- _TASK_
Keep the wording of each record exactly the same when you repeat it, and leave out pictures.

--- START INPUT ROWS ---

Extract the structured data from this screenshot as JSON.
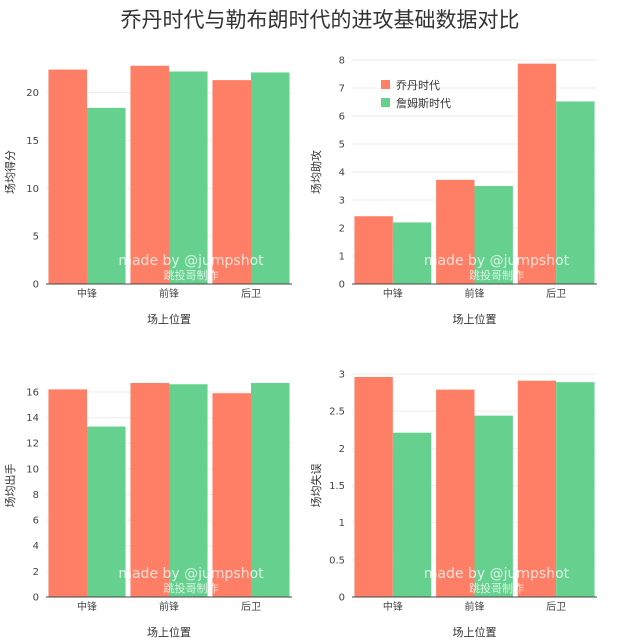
{
  "figure": {
    "title": "乔丹时代与勒布朗时代的进攻基础数据对比",
    "watermark_line1": "made by @jumpshot",
    "watermark_line2": "跳投哥制作"
  },
  "colors": {
    "jordan": "#FF7F66",
    "lebron": "#66D18F"
  },
  "legend": {
    "items": [
      {
        "label": "乔丹时代",
        "color": "#FF7F66"
      },
      {
        "label": "詹姆斯时代",
        "color": "#66D18F"
      }
    ]
  },
  "chart_data": [
    {
      "type": "bar",
      "categories": [
        "中锋",
        "前锋",
        "后卫"
      ],
      "series": [
        {
          "name": "乔丹时代",
          "values": [
            22.4,
            22.8,
            21.3
          ]
        },
        {
          "name": "詹姆斯时代",
          "values": [
            18.4,
            22.2,
            22.1
          ]
        }
      ],
      "xlabel": "场上位置",
      "ylabel": "场均得分",
      "ylim": [
        0,
        23.4
      ],
      "yticks": [
        0,
        5,
        10,
        15,
        20
      ]
    },
    {
      "type": "bar",
      "categories": [
        "中锋",
        "前锋",
        "后卫"
      ],
      "series": [
        {
          "name": "乔丹时代",
          "values": [
            2.42,
            3.72,
            7.87
          ]
        },
        {
          "name": "詹姆斯时代",
          "values": [
            2.2,
            3.5,
            6.52
          ]
        }
      ],
      "xlabel": "场上位置",
      "ylabel": "场均助攻",
      "ylim": [
        0,
        8
      ],
      "yticks": [
        0,
        1,
        2,
        3,
        4,
        5,
        6,
        7,
        8
      ]
    },
    {
      "type": "bar",
      "categories": [
        "中锋",
        "前锋",
        "后卫"
      ],
      "series": [
        {
          "name": "乔丹时代",
          "values": [
            16.2,
            16.7,
            15.9
          ]
        },
        {
          "name": "詹姆斯时代",
          "values": [
            13.3,
            16.6,
            16.7
          ]
        }
      ],
      "xlabel": "场上位置",
      "ylabel": "场均出手",
      "ylim": [
        0,
        17.4
      ],
      "yticks": [
        0,
        2,
        4,
        6,
        8,
        10,
        12,
        14,
        16
      ]
    },
    {
      "type": "bar",
      "categories": [
        "中锋",
        "前锋",
        "后卫"
      ],
      "series": [
        {
          "name": "乔丹时代",
          "values": [
            2.96,
            2.79,
            2.91
          ]
        },
        {
          "name": "詹姆斯时代",
          "values": [
            2.21,
            2.44,
            2.89
          ]
        }
      ],
      "xlabel": "场上位置",
      "ylabel": "场均失误",
      "ylim": [
        0,
        3
      ],
      "yticks": [
        0,
        0.5,
        1,
        1.5,
        2,
        2.5,
        3
      ],
      "ytick_labels": [
        "0",
        "0.5",
        "1",
        "1.5",
        "2",
        "2.5",
        "3"
      ]
    }
  ]
}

--- END INPUT ROWS ---

- _TASK OUTPUT_
Extract the structured data from this screenshot as JSON.
{
  "figure": {
    "title": "乔丹时代与勒布朗时代的进攻基础数据对比",
    "watermark_line1": "made by @jumpshot",
    "watermark_line2": "跳投哥制作"
  },
  "colors": {
    "jordan": "#FF7F66",
    "lebron": "#66D18F"
  },
  "legend": {
    "items": [
      {
        "label": "乔丹时代",
        "color": "#FF7F66"
      },
      {
        "label": "詹姆斯时代",
        "color": "#66D18F"
      }
    ]
  },
  "chart_data": [
    {
      "type": "bar",
      "categories": [
        "中锋",
        "前锋",
        "后卫"
      ],
      "series": [
        {
          "name": "乔丹时代",
          "values": [
            22.4,
            22.8,
            21.3
          ]
        },
        {
          "name": "詹姆斯时代",
          "values": [
            18.4,
            22.2,
            22.1
          ]
        }
      ],
      "xlabel": "场上位置",
      "ylabel": "场均得分",
      "ylim": [
        0,
        23.4
      ],
      "yticks": [
        0,
        5,
        10,
        15,
        20
      ]
    },
    {
      "type": "bar",
      "categories": [
        "中锋",
        "前锋",
        "后卫"
      ],
      "series": [
        {
          "name": "乔丹时代",
          "values": [
            2.42,
            3.72,
            7.87
          ]
        },
        {
          "name": "詹姆斯时代",
          "values": [
            2.2,
            3.5,
            6.52
          ]
        }
      ],
      "xlabel": "场上位置",
      "ylabel": "场均助攻",
      "ylim": [
        0,
        8
      ],
      "yticks": [
        0,
        1,
        2,
        3,
        4,
        5,
        6,
        7,
        8
      ]
    },
    {
      "type": "bar",
      "categories": [
        "中锋",
        "前锋",
        "后卫"
      ],
      "series": [
        {
          "name": "乔丹时代",
          "values": [
            16.2,
            16.7,
            15.9
          ]
        },
        {
          "name": "詹姆斯时代",
          "values": [
            13.3,
            16.6,
            16.7
          ]
        }
      ],
      "xlabel": "场上位置",
      "ylabel": "场均出手",
      "ylim": [
        0,
        17.4
      ],
      "yticks": [
        0,
        2,
        4,
        6,
        8,
        10,
        12,
        14,
        16
      ]
    },
    {
      "type": "bar",
      "categories": [
        "中锋",
        "前锋",
        "后卫"
      ],
      "series": [
        {
          "name": "乔丹时代",
          "values": [
            2.96,
            2.79,
            2.91
          ]
        },
        {
          "name": "詹姆斯时代",
          "values": [
            2.21,
            2.44,
            2.89
          ]
        }
      ],
      "xlabel": "场上位置",
      "ylabel": "场均失误",
      "ylim": [
        0,
        3
      ],
      "yticks": [
        0,
        0.5,
        1,
        1.5,
        2,
        2.5,
        3
      ],
      "ytick_labels": [
        "0",
        "0.5",
        "1",
        "1.5",
        "2",
        "2.5",
        "3"
      ]
    }
  ]
}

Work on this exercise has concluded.